▶ [Goal]:
Can you write out the whole listing exactly?

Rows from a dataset

════════════════

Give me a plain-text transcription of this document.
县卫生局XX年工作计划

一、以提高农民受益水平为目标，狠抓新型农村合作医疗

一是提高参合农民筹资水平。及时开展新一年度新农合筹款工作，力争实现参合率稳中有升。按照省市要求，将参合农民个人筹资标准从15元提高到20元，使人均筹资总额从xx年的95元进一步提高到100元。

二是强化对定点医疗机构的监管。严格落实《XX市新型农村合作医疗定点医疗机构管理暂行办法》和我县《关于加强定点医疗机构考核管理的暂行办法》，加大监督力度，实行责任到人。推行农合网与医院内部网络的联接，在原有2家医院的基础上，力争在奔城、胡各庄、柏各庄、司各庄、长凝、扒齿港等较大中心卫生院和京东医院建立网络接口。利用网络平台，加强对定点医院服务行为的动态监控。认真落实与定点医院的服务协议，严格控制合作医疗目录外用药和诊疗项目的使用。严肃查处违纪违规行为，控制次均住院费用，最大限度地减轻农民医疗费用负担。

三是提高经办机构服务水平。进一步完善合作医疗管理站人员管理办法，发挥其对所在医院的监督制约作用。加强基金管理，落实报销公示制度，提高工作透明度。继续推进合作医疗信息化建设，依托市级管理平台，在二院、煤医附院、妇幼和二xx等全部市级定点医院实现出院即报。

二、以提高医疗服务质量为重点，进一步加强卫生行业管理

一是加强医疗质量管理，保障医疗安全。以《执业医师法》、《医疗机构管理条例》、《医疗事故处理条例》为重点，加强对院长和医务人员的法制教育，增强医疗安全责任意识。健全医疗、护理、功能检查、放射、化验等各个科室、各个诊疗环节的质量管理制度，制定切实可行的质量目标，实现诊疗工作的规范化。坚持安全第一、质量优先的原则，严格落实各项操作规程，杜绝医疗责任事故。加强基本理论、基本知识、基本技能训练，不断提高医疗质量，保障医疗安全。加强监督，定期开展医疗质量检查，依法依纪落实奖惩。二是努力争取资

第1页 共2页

════════════════

▶ [Result for this task]:
Give me a plain-text transcription of this document.
县卫生局XX年工作计划

一、以提高农民受益水平为目标，狠抓新型农村合作医疗

一是提高参合农民筹资水平。及时开展新一年度新农合筹款工作，力争实现参合率稳中有升。按照省市要求，将参合农民个人筹资标准从15元提高到20元，使人均筹资总额从xx年的95元进一步提高到100元。

二是强化对定点医疗机构的监管。严格落实《XX市新型农村合作医疗定点医疗机构管理暂行办法》和我县《关于加强定点医疗机构考核管理的暂行办法》，加大监督力度，实行责任到人。推行农合网与医院内部网络的联接，在原有2家医院的基础上，力争在奔城、胡各庄、柏各庄、司各庄、长凝、扒齿港等较大中心卫生院和京东医院建立网络接口。利用网络平台，加强对定点医院服务行为的动态监控。认真落实与定点医院的服务协议，严格控制合作医疗目录外用药和诊疗项目的使用。严肃查处违纪违规行为，控制次均住院费用，最大限度地减轻农民医疗费用负担。

三是提高经办机构服务水平。进一步完善合作医疗管理站人员管理办法，发挥其对所在医院的监督制约作用。加强基金管理，落实报销公示制度，提高工作透明度。继续推进合作医疗信息化建设，依托市级管理平台，在二院、煤医附院、妇幼和二xx等全部市级定点医院实现出院即报。

二、以提高医疗服务质量为重点，进一步加强卫生行业管理

一是加强医疗质量管理，保障医疗安全。以《执业医师法》、《医疗机构管理条例》、《医疗事故处理条例》为重点，加强对院长和医务人员的法制教育，增强医疗安全责任意识。健全医疗、护理、功能检查、放射、化验等各个科室、各个诊疗环节的质量管理制度，制定切实可行的质量目标，实现诊疗工作的规范化。坚持安全第一、质量优先的原则，严格落实各项操作规程，杜绝医疗责任事故。加强基本理论、基本知识、基本技能训练，不断提高医疗质量，保障医疗安全。加强监督，定期开展医疗质量检查，依法依纪落实奖惩。二是努力争取资

第1页 共2页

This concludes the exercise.